* **What this task involves**: Below is a set of records; restate each one word for word.

>> begin

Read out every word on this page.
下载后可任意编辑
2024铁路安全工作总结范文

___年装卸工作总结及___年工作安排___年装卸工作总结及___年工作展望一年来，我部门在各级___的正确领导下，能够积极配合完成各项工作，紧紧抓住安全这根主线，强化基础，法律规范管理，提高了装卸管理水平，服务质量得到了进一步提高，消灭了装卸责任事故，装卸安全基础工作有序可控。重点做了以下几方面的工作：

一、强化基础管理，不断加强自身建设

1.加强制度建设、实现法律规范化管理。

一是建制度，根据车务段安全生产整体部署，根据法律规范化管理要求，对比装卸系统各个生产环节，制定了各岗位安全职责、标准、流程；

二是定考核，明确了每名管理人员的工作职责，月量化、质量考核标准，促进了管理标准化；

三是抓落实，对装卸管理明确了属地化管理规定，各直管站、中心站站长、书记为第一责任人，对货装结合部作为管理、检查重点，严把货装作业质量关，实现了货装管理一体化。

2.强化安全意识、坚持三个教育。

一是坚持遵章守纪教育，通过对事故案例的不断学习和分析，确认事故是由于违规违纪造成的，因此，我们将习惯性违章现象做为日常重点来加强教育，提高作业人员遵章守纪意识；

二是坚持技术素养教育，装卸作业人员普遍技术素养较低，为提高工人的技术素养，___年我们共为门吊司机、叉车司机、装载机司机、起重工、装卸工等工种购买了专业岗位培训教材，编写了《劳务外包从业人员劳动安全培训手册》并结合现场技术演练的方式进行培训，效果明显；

>> end

* **Result for this task**:
Read out every word on this page.
下载后可任意编辑
2024铁路安全工作总结范文

___年装卸工作总结及___年工作安排___年装卸工作总结及___年工作展望一年来，我部门在各级___的正确领导下，能够积极配合完成各项工作，紧紧抓住安全这根主线，强化基础，法律规范管理，提高了装卸管理水平，服务质量得到了进一步提高，消灭了装卸责任事故，装卸安全基础工作有序可控。重点做了以下几方面的工作：

一、强化基础管理，不断加强自身建设

1.加强制度建设、实现法律规范化管理。

一是建制度，根据车务段安全生产整体部署，根据法律规范化管理要求，对比装卸系统各个生产环节，制定了各岗位安全职责、标准、流程；

二是定考核，明确了每名管理人员的工作职责，月量化、质量考核标准，促进了管理标准化；

三是抓落实，对装卸管理明确了属地化管理规定，各直管站、中心站站长、书记为第一责任人，对货装结合部作为管理、检查重点，严把货装作业质量关，实现了货装管理一体化。

2.强化安全意识、坚持三个教育。

一是坚持遵章守纪教育，通过对事故案例的不断学习和分析，确认事故是由于违规违纪造成的，因此，我们将习惯性违章现象做为日常重点来加强教育，提高作业人员遵章守纪意识；

二是坚持技术素养教育，装卸作业人员普遍技术素养较低，为提高工人的技术素养，___年我们共为门吊司机、叉车司机、装载机司机、起重工、装卸工等工种购买了专业岗位培训教材，编写了《劳务外包从业人员劳动安全培训手册》并结合现场技术演练的方式进行培训，效果明显；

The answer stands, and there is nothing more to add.